(Collection entries)
########

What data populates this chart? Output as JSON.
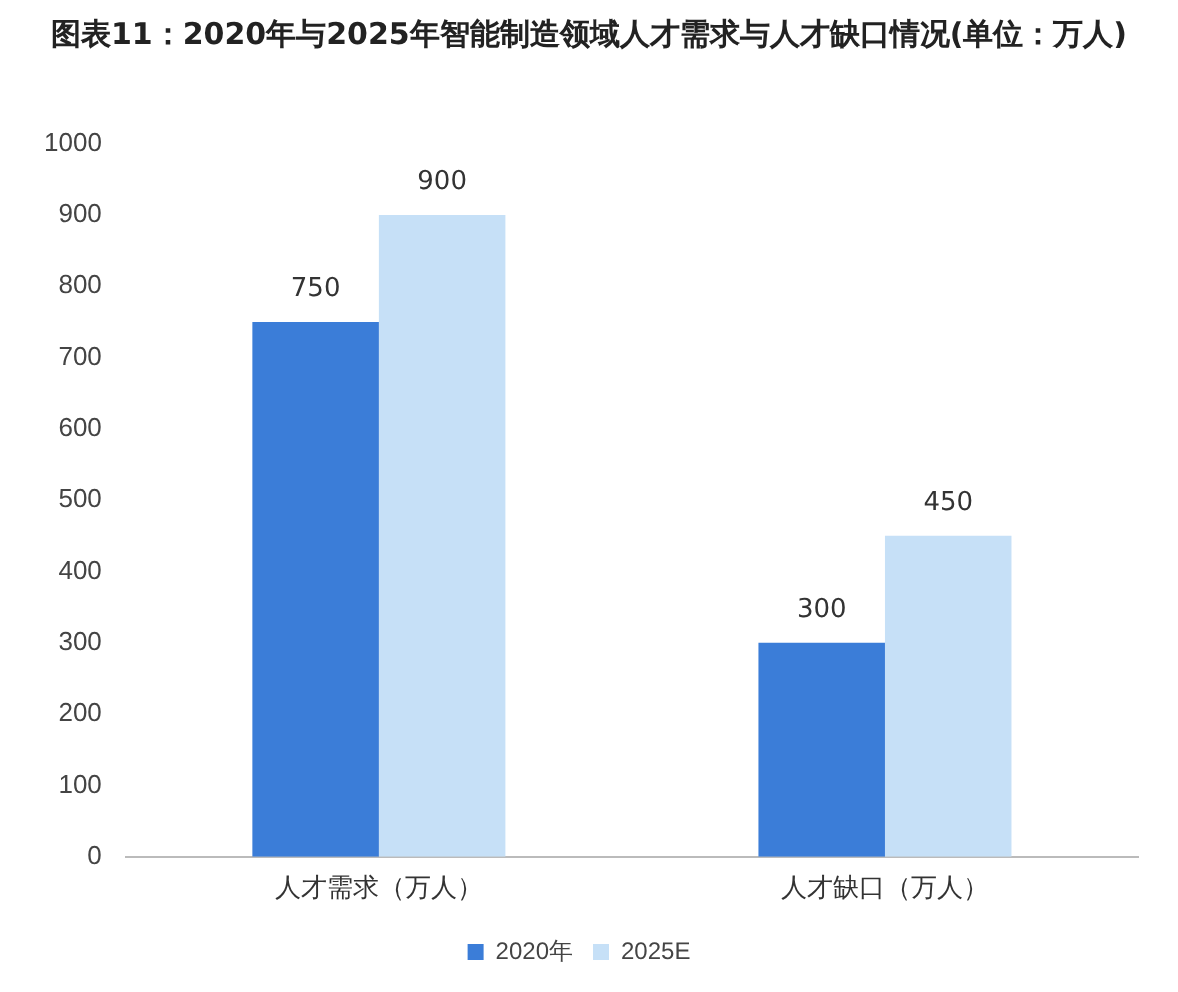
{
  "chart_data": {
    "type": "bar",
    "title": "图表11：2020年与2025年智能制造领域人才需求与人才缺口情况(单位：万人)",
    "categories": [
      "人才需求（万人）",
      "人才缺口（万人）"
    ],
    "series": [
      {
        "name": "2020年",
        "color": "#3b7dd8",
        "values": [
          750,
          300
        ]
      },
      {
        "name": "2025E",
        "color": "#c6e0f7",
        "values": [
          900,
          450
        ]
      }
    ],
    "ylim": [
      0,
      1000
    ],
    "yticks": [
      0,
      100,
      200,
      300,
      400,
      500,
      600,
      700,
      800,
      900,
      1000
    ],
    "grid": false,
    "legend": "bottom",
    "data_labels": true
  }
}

########

Exercise instructions ▸
Output all of the entries verbatim, leaving out any images.

Response for this exercise ▸
What data populates this chart? Output as JSON.
{
  "chart_data": {
    "type": "bar",
    "title": "图表11：2020年与2025年智能制造领域人才需求与人才缺口情况(单位：万人)",
    "categories": [
      "人才需求（万人）",
      "人才缺口（万人）"
    ],
    "series": [
      {
        "name": "2020年",
        "color": "#3b7dd8",
        "values": [
          750,
          300
        ]
      },
      {
        "name": "2025E",
        "color": "#c6e0f7",
        "values": [
          900,
          450
        ]
      }
    ],
    "ylim": [
      0,
      1000
    ],
    "yticks": [
      0,
      100,
      200,
      300,
      400,
      500,
      600,
      700,
      800,
      900,
      1000
    ],
    "grid": false,
    "legend": "bottom",
    "data_labels": true
  }
}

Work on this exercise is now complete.